### TASK
From the listing below, extract every line containing "name".

[Data entries]
-------------------------

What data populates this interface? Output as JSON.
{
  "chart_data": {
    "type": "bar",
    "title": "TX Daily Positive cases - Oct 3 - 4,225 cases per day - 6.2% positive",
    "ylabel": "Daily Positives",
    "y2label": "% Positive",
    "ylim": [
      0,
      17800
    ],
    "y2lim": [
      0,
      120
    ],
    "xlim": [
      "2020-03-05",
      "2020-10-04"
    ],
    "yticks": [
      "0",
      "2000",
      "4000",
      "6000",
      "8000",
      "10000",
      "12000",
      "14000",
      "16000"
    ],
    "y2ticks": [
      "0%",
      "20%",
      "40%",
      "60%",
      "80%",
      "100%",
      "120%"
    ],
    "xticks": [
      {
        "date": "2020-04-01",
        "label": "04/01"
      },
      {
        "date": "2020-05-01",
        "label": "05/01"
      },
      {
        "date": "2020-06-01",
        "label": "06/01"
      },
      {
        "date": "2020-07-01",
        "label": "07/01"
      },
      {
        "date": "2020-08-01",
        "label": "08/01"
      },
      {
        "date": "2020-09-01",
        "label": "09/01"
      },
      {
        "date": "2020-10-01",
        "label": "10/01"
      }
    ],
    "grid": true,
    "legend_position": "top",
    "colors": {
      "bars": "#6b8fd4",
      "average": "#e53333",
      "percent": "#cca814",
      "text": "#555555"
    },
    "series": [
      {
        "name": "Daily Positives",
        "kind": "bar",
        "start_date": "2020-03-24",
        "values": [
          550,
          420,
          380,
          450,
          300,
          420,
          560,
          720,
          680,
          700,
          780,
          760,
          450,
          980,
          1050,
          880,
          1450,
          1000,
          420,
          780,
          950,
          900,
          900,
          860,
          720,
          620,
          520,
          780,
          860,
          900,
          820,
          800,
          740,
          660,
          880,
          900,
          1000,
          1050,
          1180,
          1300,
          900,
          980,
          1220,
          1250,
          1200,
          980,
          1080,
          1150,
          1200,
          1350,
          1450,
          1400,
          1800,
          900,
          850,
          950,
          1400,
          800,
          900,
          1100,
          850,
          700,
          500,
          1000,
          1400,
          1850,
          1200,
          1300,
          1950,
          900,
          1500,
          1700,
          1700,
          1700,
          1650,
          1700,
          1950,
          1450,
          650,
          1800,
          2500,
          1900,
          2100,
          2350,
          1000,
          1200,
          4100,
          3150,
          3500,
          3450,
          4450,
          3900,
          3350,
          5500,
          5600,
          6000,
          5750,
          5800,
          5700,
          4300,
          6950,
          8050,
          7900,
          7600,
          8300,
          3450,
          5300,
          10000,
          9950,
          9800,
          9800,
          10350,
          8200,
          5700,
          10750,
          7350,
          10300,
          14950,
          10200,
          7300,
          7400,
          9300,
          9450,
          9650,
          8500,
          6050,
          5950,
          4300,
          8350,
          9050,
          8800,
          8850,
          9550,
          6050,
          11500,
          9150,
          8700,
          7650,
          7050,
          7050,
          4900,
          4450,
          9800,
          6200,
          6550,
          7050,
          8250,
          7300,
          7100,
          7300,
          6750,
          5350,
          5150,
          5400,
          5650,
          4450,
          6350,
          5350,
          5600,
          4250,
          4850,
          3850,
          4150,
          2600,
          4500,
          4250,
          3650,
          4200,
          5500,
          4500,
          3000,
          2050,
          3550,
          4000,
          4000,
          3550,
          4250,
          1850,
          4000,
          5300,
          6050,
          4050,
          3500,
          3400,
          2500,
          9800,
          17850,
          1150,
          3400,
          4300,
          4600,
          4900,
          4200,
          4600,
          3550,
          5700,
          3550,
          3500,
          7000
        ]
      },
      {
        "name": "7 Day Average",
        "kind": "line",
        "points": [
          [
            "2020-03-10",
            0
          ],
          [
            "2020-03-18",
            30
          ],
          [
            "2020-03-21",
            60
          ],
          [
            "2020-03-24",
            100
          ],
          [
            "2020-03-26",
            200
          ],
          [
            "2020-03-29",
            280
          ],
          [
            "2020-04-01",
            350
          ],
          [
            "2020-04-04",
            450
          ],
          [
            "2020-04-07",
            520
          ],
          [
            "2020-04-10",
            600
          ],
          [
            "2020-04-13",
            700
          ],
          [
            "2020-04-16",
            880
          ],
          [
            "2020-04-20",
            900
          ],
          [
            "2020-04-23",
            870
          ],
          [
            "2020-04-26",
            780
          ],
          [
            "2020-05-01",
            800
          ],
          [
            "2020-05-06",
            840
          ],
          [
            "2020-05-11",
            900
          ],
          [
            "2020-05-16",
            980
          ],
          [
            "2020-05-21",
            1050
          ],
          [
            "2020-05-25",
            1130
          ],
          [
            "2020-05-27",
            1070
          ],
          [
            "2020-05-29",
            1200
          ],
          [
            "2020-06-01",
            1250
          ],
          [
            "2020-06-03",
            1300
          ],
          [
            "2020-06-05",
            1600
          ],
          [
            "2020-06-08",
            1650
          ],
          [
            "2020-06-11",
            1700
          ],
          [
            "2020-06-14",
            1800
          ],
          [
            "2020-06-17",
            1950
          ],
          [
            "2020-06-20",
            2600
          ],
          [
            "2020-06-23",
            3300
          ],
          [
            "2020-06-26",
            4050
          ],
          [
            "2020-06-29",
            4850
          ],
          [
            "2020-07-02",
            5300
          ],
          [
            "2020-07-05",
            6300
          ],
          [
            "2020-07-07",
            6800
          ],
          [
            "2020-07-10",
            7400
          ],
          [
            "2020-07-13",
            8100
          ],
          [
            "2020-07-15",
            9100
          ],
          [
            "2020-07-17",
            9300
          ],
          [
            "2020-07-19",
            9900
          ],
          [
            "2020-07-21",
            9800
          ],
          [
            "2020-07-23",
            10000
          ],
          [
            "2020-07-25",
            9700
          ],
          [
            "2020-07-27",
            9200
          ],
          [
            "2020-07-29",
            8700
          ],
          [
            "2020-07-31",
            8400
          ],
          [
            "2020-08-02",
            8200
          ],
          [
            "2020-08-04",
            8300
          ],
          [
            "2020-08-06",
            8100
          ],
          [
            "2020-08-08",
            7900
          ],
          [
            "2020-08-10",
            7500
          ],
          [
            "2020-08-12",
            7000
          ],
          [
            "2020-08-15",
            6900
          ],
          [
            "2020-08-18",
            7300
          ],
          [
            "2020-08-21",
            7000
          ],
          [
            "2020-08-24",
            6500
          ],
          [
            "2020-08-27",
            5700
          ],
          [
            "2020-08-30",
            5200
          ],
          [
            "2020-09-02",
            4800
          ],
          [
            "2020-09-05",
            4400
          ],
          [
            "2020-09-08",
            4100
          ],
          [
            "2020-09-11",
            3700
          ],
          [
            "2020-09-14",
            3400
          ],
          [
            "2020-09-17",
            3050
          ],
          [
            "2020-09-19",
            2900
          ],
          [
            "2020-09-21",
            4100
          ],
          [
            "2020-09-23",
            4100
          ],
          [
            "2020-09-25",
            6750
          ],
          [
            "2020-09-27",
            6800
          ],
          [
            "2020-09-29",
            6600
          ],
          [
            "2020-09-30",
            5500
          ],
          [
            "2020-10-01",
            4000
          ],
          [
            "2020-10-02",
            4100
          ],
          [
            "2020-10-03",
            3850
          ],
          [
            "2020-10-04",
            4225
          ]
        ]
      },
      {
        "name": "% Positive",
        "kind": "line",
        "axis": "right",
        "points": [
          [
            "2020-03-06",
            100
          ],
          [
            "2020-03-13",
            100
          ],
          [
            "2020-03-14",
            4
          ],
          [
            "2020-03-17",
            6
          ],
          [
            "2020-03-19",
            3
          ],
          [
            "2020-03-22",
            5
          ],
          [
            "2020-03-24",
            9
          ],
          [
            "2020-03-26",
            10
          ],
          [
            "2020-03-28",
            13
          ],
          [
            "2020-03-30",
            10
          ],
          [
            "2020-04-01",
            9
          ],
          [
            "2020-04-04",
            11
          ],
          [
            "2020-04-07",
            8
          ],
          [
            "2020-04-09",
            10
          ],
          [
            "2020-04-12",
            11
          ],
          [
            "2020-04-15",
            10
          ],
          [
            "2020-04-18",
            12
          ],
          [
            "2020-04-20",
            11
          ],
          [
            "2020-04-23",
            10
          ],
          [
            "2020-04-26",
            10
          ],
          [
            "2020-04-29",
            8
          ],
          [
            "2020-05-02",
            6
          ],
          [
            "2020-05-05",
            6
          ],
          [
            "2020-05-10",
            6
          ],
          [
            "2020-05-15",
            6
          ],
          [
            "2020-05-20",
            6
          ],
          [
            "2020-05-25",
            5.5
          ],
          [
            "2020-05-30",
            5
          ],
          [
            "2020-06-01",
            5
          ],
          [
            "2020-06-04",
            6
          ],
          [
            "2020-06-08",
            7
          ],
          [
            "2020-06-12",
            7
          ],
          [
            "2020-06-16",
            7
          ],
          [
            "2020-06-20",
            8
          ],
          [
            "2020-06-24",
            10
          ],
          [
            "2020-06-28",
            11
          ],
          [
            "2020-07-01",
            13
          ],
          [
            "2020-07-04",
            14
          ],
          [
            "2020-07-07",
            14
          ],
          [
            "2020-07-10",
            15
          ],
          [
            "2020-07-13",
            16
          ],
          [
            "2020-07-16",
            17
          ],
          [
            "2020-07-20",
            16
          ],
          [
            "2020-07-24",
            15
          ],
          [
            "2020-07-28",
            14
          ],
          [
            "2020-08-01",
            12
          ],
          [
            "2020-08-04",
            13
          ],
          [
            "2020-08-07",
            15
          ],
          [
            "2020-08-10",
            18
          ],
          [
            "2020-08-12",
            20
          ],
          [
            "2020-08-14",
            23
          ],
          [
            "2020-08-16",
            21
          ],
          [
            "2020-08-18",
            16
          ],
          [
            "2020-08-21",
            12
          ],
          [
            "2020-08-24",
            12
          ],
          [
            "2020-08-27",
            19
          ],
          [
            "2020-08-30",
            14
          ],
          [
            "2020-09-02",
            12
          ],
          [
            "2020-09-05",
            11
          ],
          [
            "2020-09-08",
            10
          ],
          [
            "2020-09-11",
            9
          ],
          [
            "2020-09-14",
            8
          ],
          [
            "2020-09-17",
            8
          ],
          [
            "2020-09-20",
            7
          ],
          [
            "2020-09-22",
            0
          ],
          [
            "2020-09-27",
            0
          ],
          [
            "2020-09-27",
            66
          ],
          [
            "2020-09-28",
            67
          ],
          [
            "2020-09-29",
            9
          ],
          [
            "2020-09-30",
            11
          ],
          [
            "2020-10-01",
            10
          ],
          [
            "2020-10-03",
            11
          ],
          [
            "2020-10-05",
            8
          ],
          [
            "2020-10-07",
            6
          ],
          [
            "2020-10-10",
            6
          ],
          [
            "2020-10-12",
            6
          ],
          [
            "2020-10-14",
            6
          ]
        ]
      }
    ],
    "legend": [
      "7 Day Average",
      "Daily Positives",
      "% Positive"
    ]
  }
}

-------------------------

### ANSWER FOR THE TASK
        "name": "Daily Positives",
        "name": "7 Day Average",
        "name": "% Positive",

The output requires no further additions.